_Listed records_:
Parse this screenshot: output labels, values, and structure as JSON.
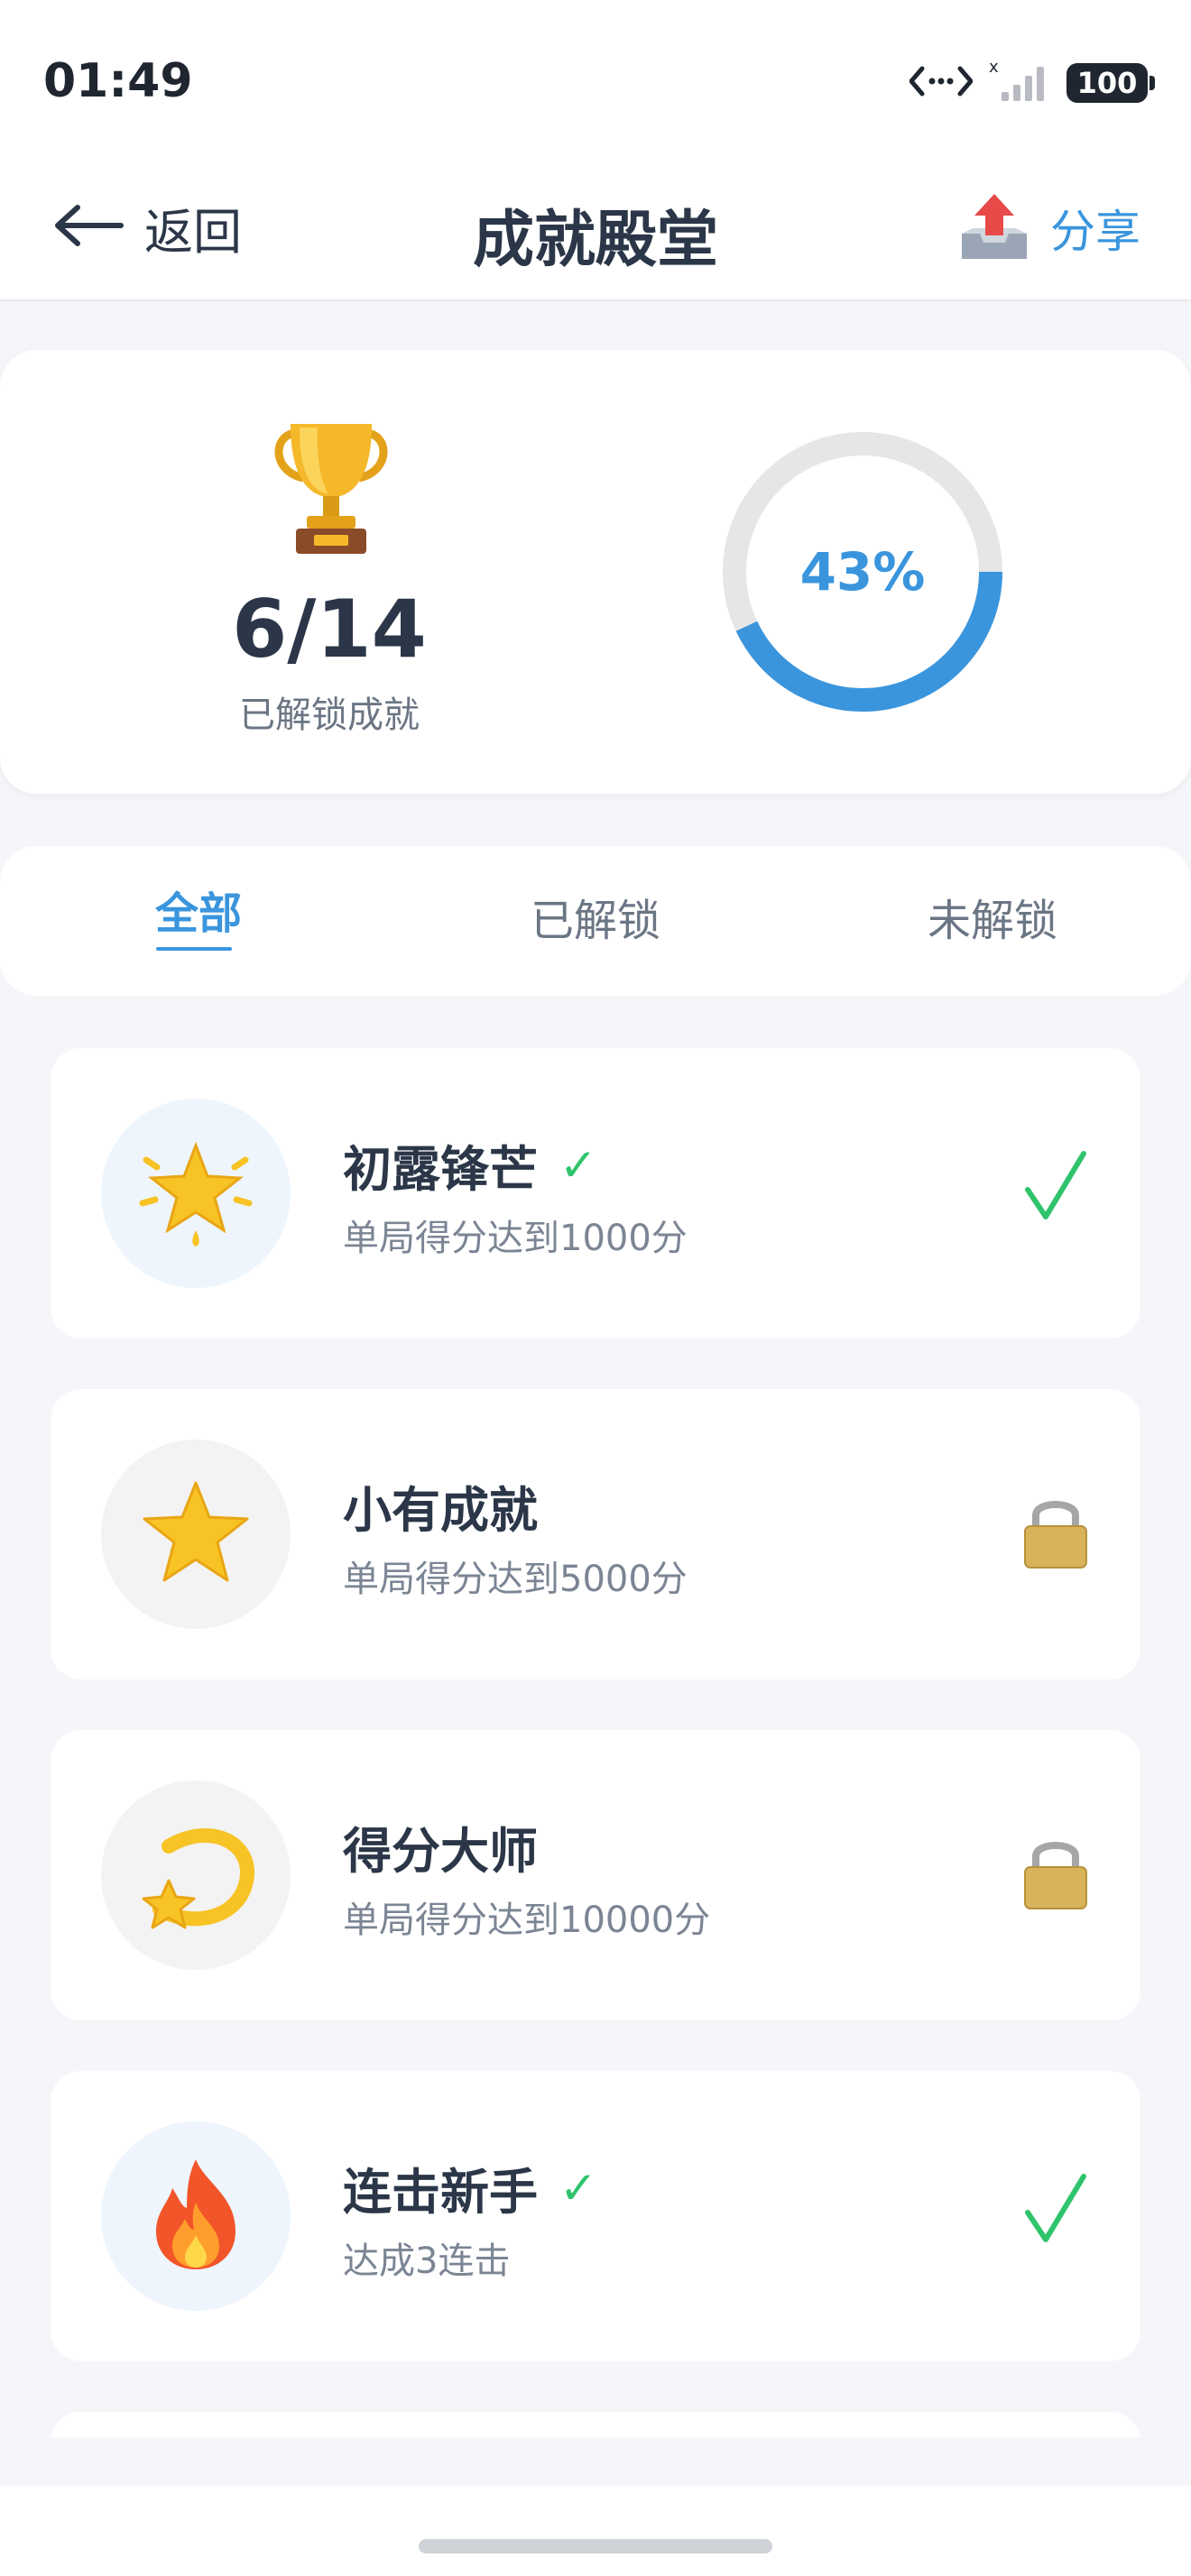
{
  "status_bar": {
    "time": "01:49",
    "battery": "100"
  },
  "nav": {
    "back_label": "返回",
    "title": "成就殿堂",
    "share_label": "分享"
  },
  "summary": {
    "count": "6/14",
    "count_label": "已解锁成就",
    "progress_text": "43%",
    "progress_fraction": 0.43
  },
  "tabs": [
    {
      "label": "全部",
      "active": true
    },
    {
      "label": "已解锁",
      "active": false
    },
    {
      "label": "未解锁",
      "active": false
    }
  ],
  "achievements": [
    {
      "title": "初露锋芒",
      "desc": "单局得分达到1000分",
      "unlocked": true,
      "icon": "glowing-star-icon",
      "check_mark": "✓"
    },
    {
      "title": "小有成就",
      "desc": "单局得分达到5000分",
      "unlocked": false,
      "icon": "star-icon"
    },
    {
      "title": "得分大师",
      "desc": "单局得分达到10000分",
      "unlocked": false,
      "icon": "shooting-star-icon"
    },
    {
      "title": "连击新手",
      "desc": "达成3连击",
      "unlocked": true,
      "icon": "fire-icon",
      "check_mark": "✓"
    }
  ],
  "colors": {
    "accent": "#3a95dd",
    "success": "#2fc46c",
    "ring_track": "#e6e6e6"
  }
}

_Do this_: Find all the lines containing "icon" in the material, then copy them.

_Answer to this exercise_:
      "icon": "glowing-star-icon",
      "icon": "star-icon"
      "icon": "shooting-star-icon"
      "icon": "fire-icon",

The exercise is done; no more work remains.